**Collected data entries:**
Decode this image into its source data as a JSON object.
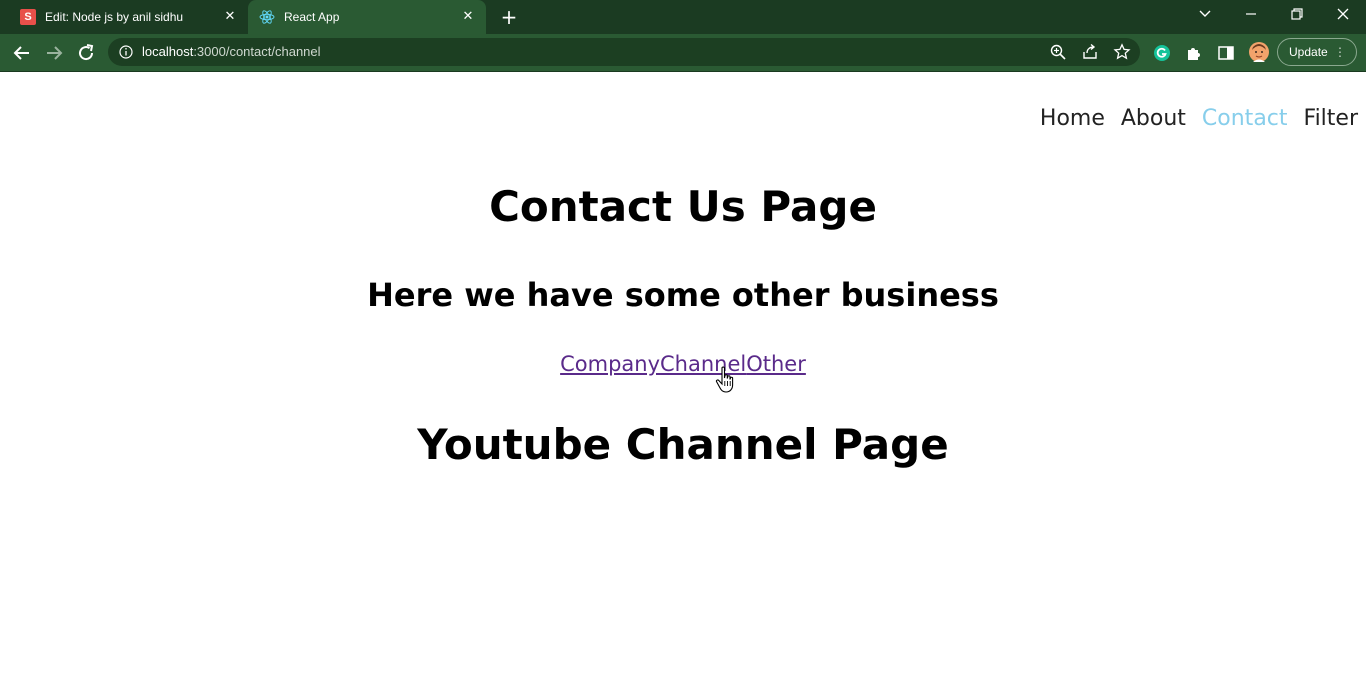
{
  "browser": {
    "tabs": [
      {
        "label": "Edit: Node js by anil sidhu",
        "favicon": "S"
      },
      {
        "label": "React App"
      }
    ],
    "url_host": "localhost",
    "url_path": ":3000/contact/channel",
    "update_label": "Update"
  },
  "nav": {
    "items": [
      {
        "label": "Home"
      },
      {
        "label": "About"
      },
      {
        "label": "Contact"
      },
      {
        "label": "Filter"
      }
    ]
  },
  "page": {
    "title": "Contact Us Page",
    "subtitle": "Here we have some other business",
    "links": [
      "Company",
      "Channel",
      "Other"
    ],
    "section_title": "Youtube Channel Page"
  },
  "colors": {
    "tabbar": "#1b3b22",
    "toolbar": "#2a5a33",
    "active_nav": "#87ceeb",
    "visited_link": "#5a2a8a"
  }
}
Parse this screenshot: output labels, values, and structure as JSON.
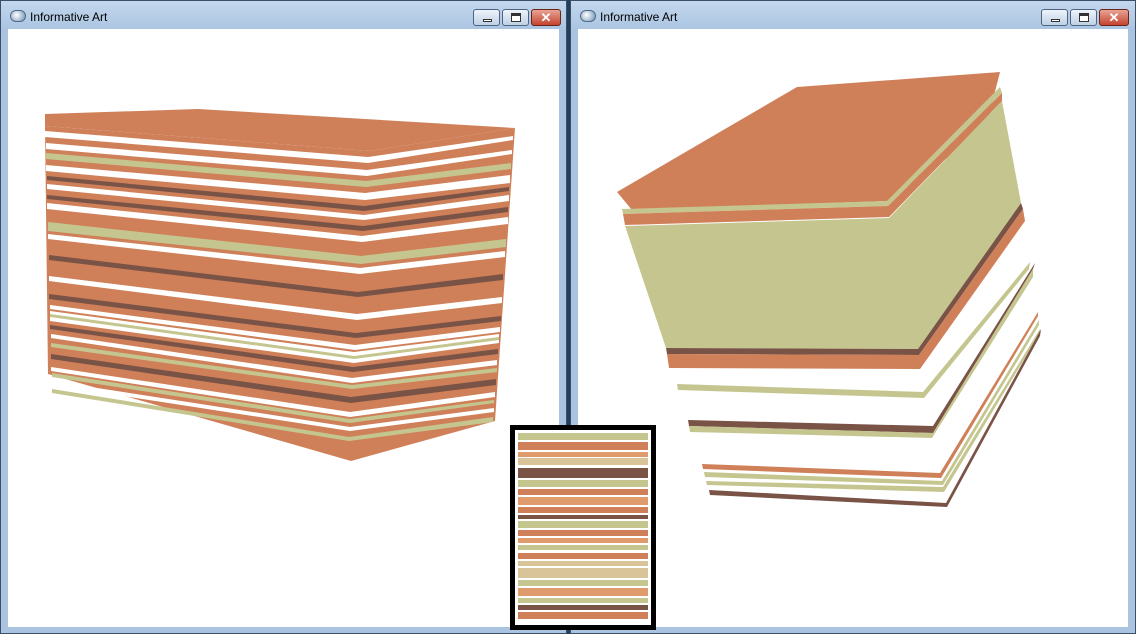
{
  "windows": [
    {
      "title": "Informative Art",
      "minimize_icon": "minimize-icon",
      "maximize_icon": "maximize-icon",
      "close_icon": "close-icon",
      "close_glyph": "✕"
    },
    {
      "title": "Informative Art",
      "minimize_icon": "minimize-icon",
      "maximize_icon": "maximize-icon",
      "close_icon": "close-icon",
      "close_glyph": "✕"
    }
  ],
  "palette": {
    "orange": "#cf8059",
    "sage": "#c5c68f",
    "brown": "#7a5347",
    "white": "#ffffff",
    "sand": "#d9c49a",
    "light_orange": "#e09b6c"
  }
}
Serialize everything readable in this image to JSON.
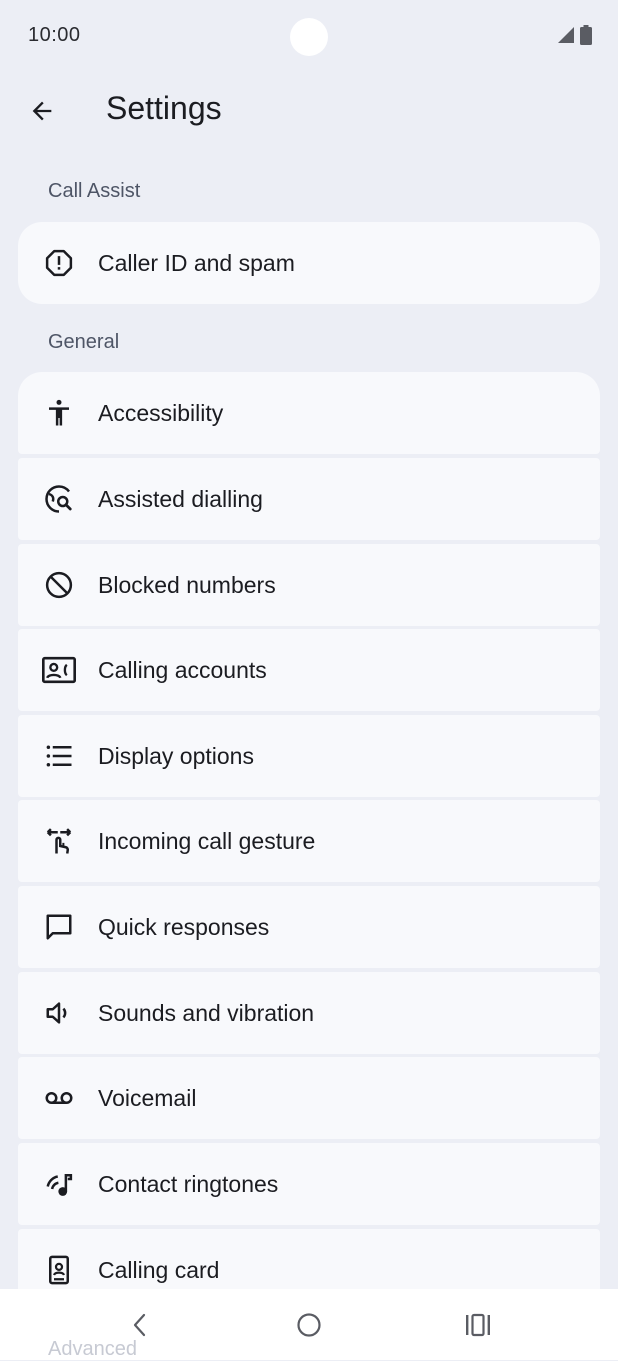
{
  "status": {
    "time": "10:00"
  },
  "app_bar": {
    "title": "Settings",
    "back_icon": "arrow-back-icon"
  },
  "sections": {
    "call_assist": "Call Assist",
    "general": "General",
    "advanced": "Advanced"
  },
  "call_assist_items": [
    {
      "label": "Caller ID and spam",
      "icon": "spam-alert-icon"
    }
  ],
  "general_items": [
    {
      "label": "Accessibility",
      "icon": "accessibility-icon"
    },
    {
      "label": "Assisted dialling",
      "icon": "assisted-dialling-icon"
    },
    {
      "label": "Blocked numbers",
      "icon": "block-icon"
    },
    {
      "label": "Calling accounts",
      "icon": "calling-accounts-icon"
    },
    {
      "label": "Display options",
      "icon": "list-icon"
    },
    {
      "label": "Incoming call gesture",
      "icon": "gesture-icon"
    },
    {
      "label": "Quick responses",
      "icon": "message-icon"
    },
    {
      "label": "Sounds and vibration",
      "icon": "volume-icon"
    },
    {
      "label": "Voicemail",
      "icon": "voicemail-icon"
    },
    {
      "label": "Contact ringtones",
      "icon": "ringtone-icon"
    },
    {
      "label": "Calling card",
      "icon": "calling-card-icon"
    }
  ],
  "nav": {
    "back": "nav-back-icon",
    "home": "nav-home-icon",
    "recents": "nav-recents-icon"
  }
}
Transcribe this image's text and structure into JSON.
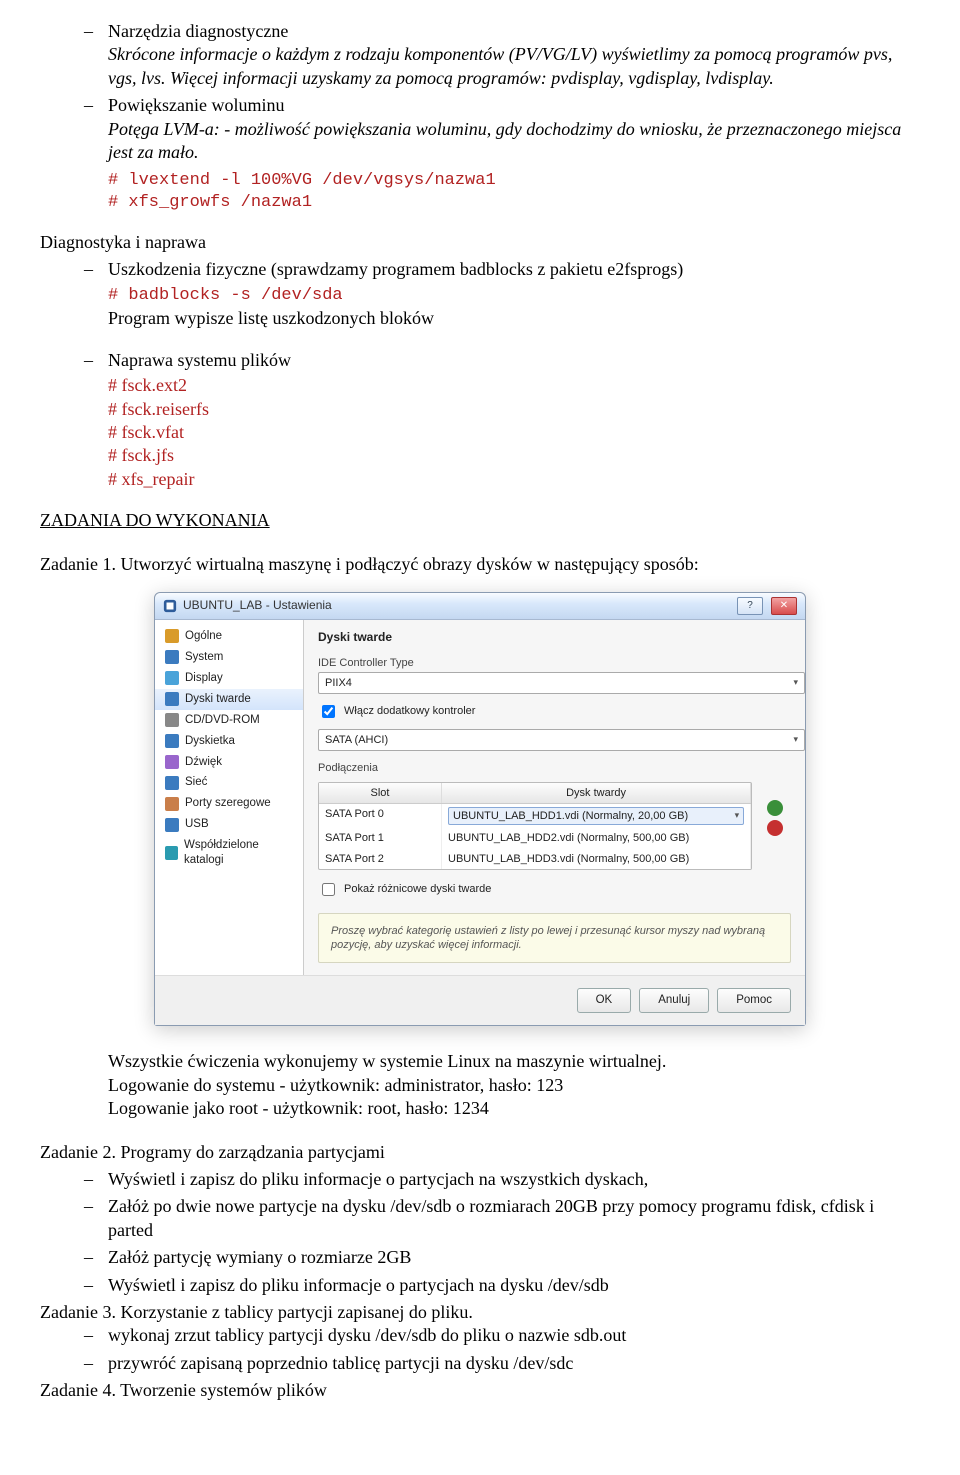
{
  "doc": {
    "b1_title": "Narzędzia diagnostyczne",
    "b1_line1": "Skrócone informacje o każdym z rodzaju komponentów (PV/VG/LV) wyświetlimy za pomocą programów pvs, vgs, lvs. Więcej informacji uzyskamy za pomocą programów: pvdisplay, vgdisplay, lvdisplay.",
    "b2_title": "Powiększanie woluminu",
    "b2_line1": "Potęga LVM-a: - możliwość powiększania woluminu, gdy dochodzimy do wniosku, że przeznaczonego miejsca jest za mało.",
    "b2_code1": "# lvextend  -l 100%VG   /dev/vgsys/nazwa1",
    "b2_code2": "# xfs_growfs /nazwa1",
    "diag_head": "Diagnostyka i naprawa",
    "d1_line": "Uszkodzenia fizyczne (sprawdzamy programem badblocks z pakietu e2fsprogs)",
    "d1_code": "# badblocks -s /dev/sda",
    "d1_out": "Program wypisze listę uszkodzonych bloków",
    "d2_line": "Naprawa systemu plików",
    "fsck": [
      "# fsck.ext2",
      "# fsck.reiserfs",
      "# fsck.vfat",
      "# fsck.jfs",
      "# xfs_repair"
    ],
    "zad_head": "ZADANIA DO WYKONANIA",
    "z1": "Zadanie 1. Utworzyć wirtualną maszynę i podłączyć obrazy dysków w następujący sposób:",
    "post1": "Wszystkie ćwiczenia wykonujemy w systemie Linux na maszynie wirtualnej.",
    "post2": "Logowanie do systemu - użytkownik: administrator, hasło: 123",
    "post3": "Logowanie jako root - użytkownik: root, hasło: 1234",
    "z2": "Zadanie 2. Programy do zarządzania partycjami",
    "z2_items": [
      "Wyświetl i zapisz do pliku informacje o partycjach na wszystkich dyskach,",
      "Załóż po dwie nowe partycje na dysku /dev/sdb o rozmiarach 20GB przy pomocy programu  fdisk, cfdisk i parted",
      "Załóż partycję wymiany o rozmiarze 2GB",
      "Wyświetl i zapisz do pliku informacje o partycjach na dysku /dev/sdb"
    ],
    "z3": "Zadanie 3. Korzystanie z tablicy partycji zapisanej do pliku.",
    "z3_items": [
      "wykonaj zrzut tablicy partycji dysku /dev/sdb do pliku o nazwie sdb.out",
      "przywróć zapisaną poprzednio tablicę partycji na dysku /dev/sdc"
    ],
    "z4": "Zadanie 4. Tworzenie systemów plików"
  },
  "vb": {
    "title": "UBUNTU_LAB - Ustawienia",
    "sidebar": [
      {
        "label": "Ogólne",
        "color": "#d99b2a"
      },
      {
        "label": "System",
        "color": "#3b7bbf"
      },
      {
        "label": "Display",
        "color": "#4aa3d9"
      },
      {
        "label": "Dyski twarde",
        "color": "#3b7bbf",
        "active": true
      },
      {
        "label": "CD/DVD-ROM",
        "color": "#888"
      },
      {
        "label": "Dyskietka",
        "color": "#3b7bbf"
      },
      {
        "label": "Dźwięk",
        "color": "#9966cc"
      },
      {
        "label": "Sieć",
        "color": "#3b7bbf"
      },
      {
        "label": "Porty szeregowe",
        "color": "#c97e4a"
      },
      {
        "label": "USB",
        "color": "#3b7bbf"
      },
      {
        "label": "Współdzielone katalogi",
        "color": "#2a9bb0"
      }
    ],
    "main_title": "Dyski twarde",
    "ide_label": "IDE Controller Type",
    "ide_value": "PIIX4",
    "extra_check": "Włącz dodatkowy kontroler",
    "sata_value": "SATA (AHCI)",
    "attach_label": "Podłączenia",
    "col_slot": "Slot",
    "col_disk": "Dysk twardy",
    "rows": [
      {
        "slot": "SATA Port 0",
        "disk": "UBUNTU_LAB_HDD1.vdi (Normalny, 20,00 GB)",
        "sel": true
      },
      {
        "slot": "SATA Port 1",
        "disk": "UBUNTU_LAB_HDD2.vdi (Normalny, 500,00 GB)"
      },
      {
        "slot": "SATA Port 2",
        "disk": "UBUNTU_LAB_HDD3.vdi (Normalny, 500,00 GB)"
      }
    ],
    "diff_check": "Pokaż różnicowe dyski twarde",
    "help": "Proszę wybrać kategorię ustawień z listy po lewej i przesunąć kursor myszy nad wybraną pozycję, aby uzyskać więcej informacji.",
    "btn_ok": "OK",
    "btn_cancel": "Anuluj",
    "btn_help": "Pomoc"
  }
}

**GIVEN REQUEST:**
Pull out every line in the material above where "fsck" occurs.

**PROBLEM SOLUTION:**
    "fsck": [
      "# fsck.ext2",
      "# fsck.reiserfs",
      "# fsck.vfat",
      "# fsck.jfs",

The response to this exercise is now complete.